● Data supplied:

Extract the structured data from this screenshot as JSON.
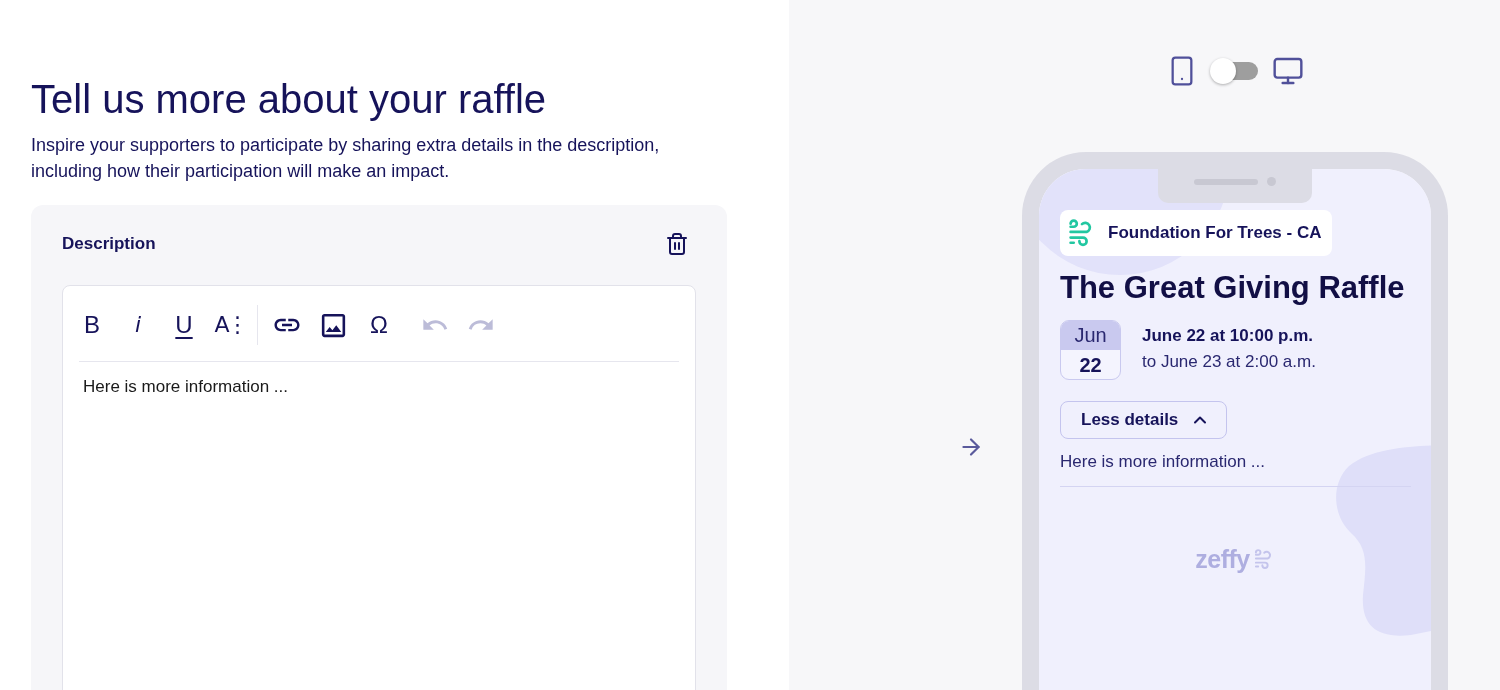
{
  "heading": {
    "title": "Tell us more about your raffle",
    "subtitle": "Inspire your supporters to participate by sharing extra details in the description, including how their participation will make an impact."
  },
  "description_card": {
    "label": "Description",
    "editor": {
      "toolbar_groups": [
        {
          "divider": true,
          "tools": [
            {
              "kind": "bold",
              "label": "B",
              "disabled": false
            },
            {
              "kind": "italic",
              "label": "i",
              "disabled": false
            },
            {
              "kind": "underline",
              "label": "U",
              "disabled": false
            },
            {
              "kind": "size",
              "label": "A⋮",
              "disabled": false
            }
          ]
        },
        {
          "divider": false,
          "tools": [
            {
              "kind": "link",
              "disabled": false
            },
            {
              "kind": "image",
              "disabled": false
            },
            {
              "kind": "symbol",
              "label": "Ω",
              "disabled": false
            }
          ]
        },
        {
          "divider": false,
          "tools": [
            {
              "kind": "undo",
              "disabled": true
            },
            {
              "kind": "redo",
              "disabled": true
            }
          ]
        }
      ],
      "value": "Here is more information ..."
    }
  },
  "preview_toggle": {
    "on": false
  },
  "preview": {
    "organization": "Foundation For Trees - CA",
    "title": "The Great Giving Raffle",
    "date_badge": {
      "month": "Jun",
      "day": "22"
    },
    "start": "June 22 at 10:00 p.m.",
    "end": "to June 23 at 2:00 a.m.",
    "details_button": {
      "label": "Less details",
      "expanded": true
    },
    "details": "Here is more information ...",
    "brand": "zeffy"
  }
}
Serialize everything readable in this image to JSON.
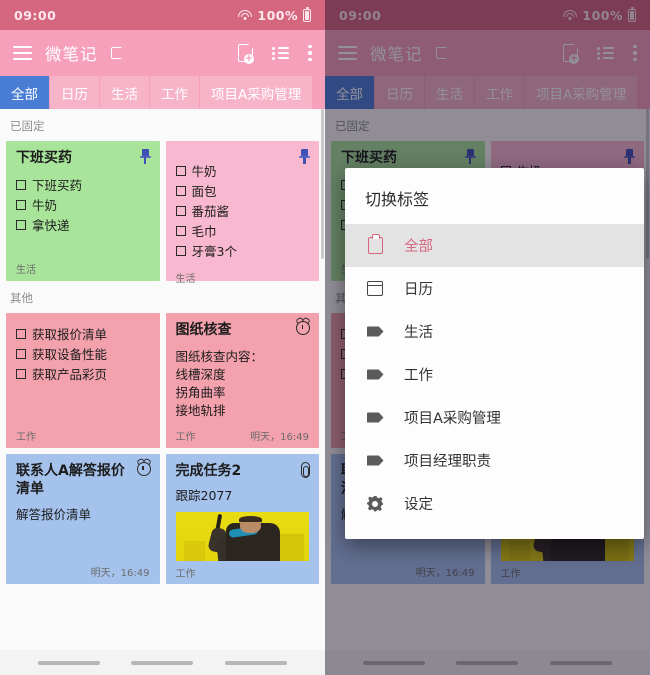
{
  "status_bar": {
    "time": "09:00",
    "battery": "100%",
    "wifi_icon": "wifi-icon",
    "battery_icon": "battery-icon"
  },
  "app_bar": {
    "menu_icon": "hamburger-icon",
    "title": "微笔记",
    "tag_icon": "tag-icon",
    "new_note_icon": "new-note-icon",
    "list_view_icon": "list-view-icon",
    "more_icon": "more-vert-icon"
  },
  "tabs": [
    {
      "label": "全部",
      "active": true
    },
    {
      "label": "日历",
      "active": false
    },
    {
      "label": "生活",
      "active": false
    },
    {
      "label": "工作",
      "active": false
    },
    {
      "label": "项目A采购管理",
      "active": false
    }
  ],
  "sections": {
    "pinned_label": "已固定",
    "other_label": "其他"
  },
  "cards": {
    "pinned": [
      {
        "title": "下班买药",
        "checklist": [
          "下班买药",
          "牛奶",
          "拿快递"
        ],
        "tag": "生活",
        "date": "",
        "corner_icon": "pin-icon",
        "color": "#a8e49a"
      },
      {
        "title": "",
        "checklist": [
          "牛奶",
          "面包",
          "番茄酱",
          "毛巾",
          "牙膏3个"
        ],
        "tag": "生活",
        "date": "",
        "corner_icon": "pin-icon",
        "color": "#f8b8d0"
      }
    ],
    "other": [
      {
        "title": "",
        "checklist": [
          "获取报价清单",
          "获取设备性能",
          "获取产品彩页"
        ],
        "tag": "工作",
        "date": "",
        "corner_icon": "",
        "color": "#f2a1ad"
      },
      {
        "title": "图纸核查",
        "body": "图纸核查内容：\n线槽深度\n拐角曲率\n接地轨排",
        "tag": "工作",
        "date": "明天，16:49",
        "corner_icon": "alarm-icon",
        "color": "#f2a1ad"
      },
      {
        "title": "联系人A解答报价清单",
        "body": "解答报价清单",
        "tag": "",
        "date": "明天，16:49",
        "corner_icon": "alarm-icon",
        "color": "#a4c2ec"
      },
      {
        "title": "完成任务2",
        "body": "跟踪2077",
        "tag": "工作",
        "date": "",
        "corner_icon": "attachment-icon",
        "has_thumbnail": true,
        "color": "#a4c2ec"
      }
    ]
  },
  "dialog": {
    "title": "切换标签",
    "items": [
      {
        "label": "全部",
        "icon": "clipboard-icon",
        "selected": true
      },
      {
        "label": "日历",
        "icon": "calendar-icon",
        "selected": false
      },
      {
        "label": "生活",
        "icon": "tag-icon",
        "selected": false
      },
      {
        "label": "工作",
        "icon": "tag-icon",
        "selected": false
      },
      {
        "label": "项目A采购管理",
        "icon": "tag-icon",
        "selected": false
      },
      {
        "label": "项目经理职责",
        "icon": "tag-icon",
        "selected": false
      },
      {
        "label": "设定",
        "icon": "gear-icon",
        "selected": false
      }
    ]
  },
  "colors": {
    "status_bar": "#d4677f",
    "app_bar": "#f6a0bb",
    "tab_inactive": "#f7b4c8",
    "tab_active": "#4a7ed4",
    "accent_selected": "#d4677f"
  }
}
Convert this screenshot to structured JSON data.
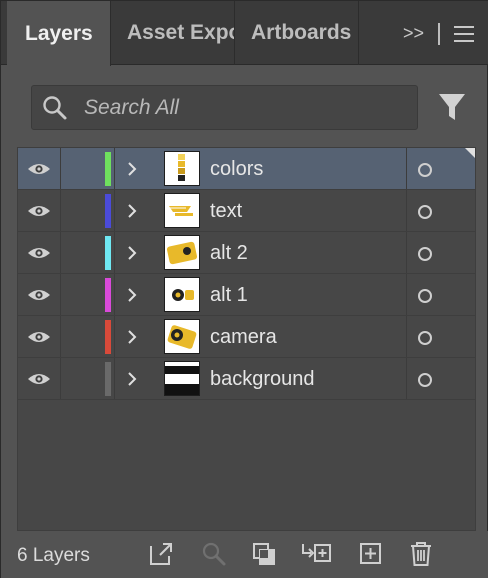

● Written instruction: Leave out the pictures and restate everything else word for word.

● Full answer:
Extract the structured data from this screenshot as JSON.
{
  "heading": {
    "title": "Tell us more about your raffle",
    "subtitle": "Inspire your supporters to participate by sharing extra details in the description, including how their participation will make an impact."
  },
  "description_card": {
    "label": "Description",
    "editor": {
      "toolbar_groups": [
        {
          "divider": true,
          "tools": [
            {
              "kind": "bold",
              "label": "B",
              "disabled": false
            },
            {
              "kind": "italic",
              "label": "i",
              "disabled": false
            },
            {
              "kind": "underline",
              "label": "U",
              "disabled": false
            },
            {
              "kind": "size",
              "label": "A⋮",
              "disabled": false
            }
          ]
        },
        {
          "divider": false,
          "tools": [
            {
              "kind": "link",
              "disabled": false
            },
            {
              "kind": "image",
              "disabled": false
            },
            {
              "kind": "symbol",
              "label": "Ω",
              "disabled": false
            }
          ]
        },
        {
          "divider": false,
          "tools": [
            {
              "kind": "undo",
              "disabled": true
            },
            {
              "kind": "redo",
              "disabled": true
            }
          ]
        }
      ],
      "value": "Here is more information ..."
    }
  },
  "preview_toggle": {
    "on": false
  },
  "preview": {
    "organization": "Foundation For Trees - CA",
    "title": "The Great Giving Raffle",
    "date_badge": {
      "month": "Jun",
      "day": "22"
    },
    "start": "June 22 at 10:00 p.m.",
    "end": "to June 23 at 2:00 a.m.",
    "details_button": {
      "label": "Less details",
      "expanded": true
    },
    "details": "Here is more information ...",
    "brand": "zeffy"
  }
}
Serialize everything readable in this image to JSON.
{
  "status_bar": {
    "time": "09:00",
    "battery": "100%",
    "wifi_icon": "wifi-icon",
    "battery_icon": "battery-icon"
  },
  "app_bar": {
    "menu_icon": "hamburger-icon",
    "title": "微笔记",
    "tag_icon": "tag-icon",
    "new_note_icon": "new-note-icon",
    "list_view_icon": "list-view-icon",
    "more_icon": "more-vert-icon"
  },
  "tabs": [
    {
      "label": "全部",
      "active": true
    },
    {
      "label": "日历",
      "active": false
    },
    {
      "label": "生活",
      "active": false
    },
    {
      "label": "工作",
      "active": false
    },
    {
      "label": "项目A采购管理",
      "active": false
    }
  ],
  "sections": {
    "pinned_label": "已固定",
    "other_label": "其他"
  },
  "cards": {
    "pinned": [
      {
        "title": "下班买药",
        "checklist": [
          "下班买药",
          "牛奶",
          "拿快递"
        ],
        "tag": "生活",
        "date": "",
        "corner_icon": "pin-icon",
        "color": "#a8e49a"
      },
      {
        "title": "",
        "checklist": [
          "牛奶",
          "面包",
          "番茄酱",
          "毛巾",
          "牙膏3个"
        ],
        "tag": "生活",
        "date": "",
        "corner_icon": "pin-icon",
        "color": "#f8b8d0"
      }
    ],
    "other": [
      {
        "title": "",
        "checklist": [
          "获取报价清单",
          "获取设备性能",
          "获取产品彩页"
        ],
        "tag": "工作",
        "date": "",
        "corner_icon": "",
        "color": "#f2a1ad"
      },
      {
        "title": "图纸核查",
        "body": "图纸核查内容：\n线槽深度\n拐角曲率\n接地轨排",
        "tag": "工作",
        "date": "明天，16:49",
        "corner_icon": "alarm-icon",
        "color": "#f2a1ad"
      },
      {
        "title": "联系人A解答报价清单",
        "body": "解答报价清单",
        "tag": "",
        "date": "明天，16:49",
        "corner_icon": "alarm-icon",
        "color": "#a4c2ec"
      },
      {
        "title": "完成任务2",
        "body": "跟踪2077",
        "tag": "工作",
        "date": "",
        "corner_icon": "attachment-icon",
        "has_thumbnail": true,
        "color": "#a4c2ec"
      }
    ]
  },
  "dialog": {
    "title": "切换标签",
    "items": [
      {
        "label": "全部",
        "icon": "clipboard-icon",
        "selected": true
      },
      {
        "label": "日历",
        "icon": "calendar-icon",
        "selected": false
      },
      {
        "label": "生活",
        "icon": "tag-icon",
        "selected": false
      },
      {
        "label": "工作",
        "icon": "tag-icon",
        "selected": false
      },
      {
        "label": "项目A采购管理",
        "icon": "tag-icon",
        "selected": false
      },
      {
        "label": "项目经理职责",
        "icon": "tag-icon",
        "selected": false
      },
      {
        "label": "设定",
        "icon": "gear-icon",
        "selected": false
      }
    ]
  },
  "colors": {
    "status_bar": "#d4677f",
    "app_bar": "#f6a0bb",
    "tab_inactive": "#f7b4c8",
    "tab_active": "#4a7ed4",
    "accent_selected": "#d4677f"
  }
}
Convert this screenshot to structured JSON data.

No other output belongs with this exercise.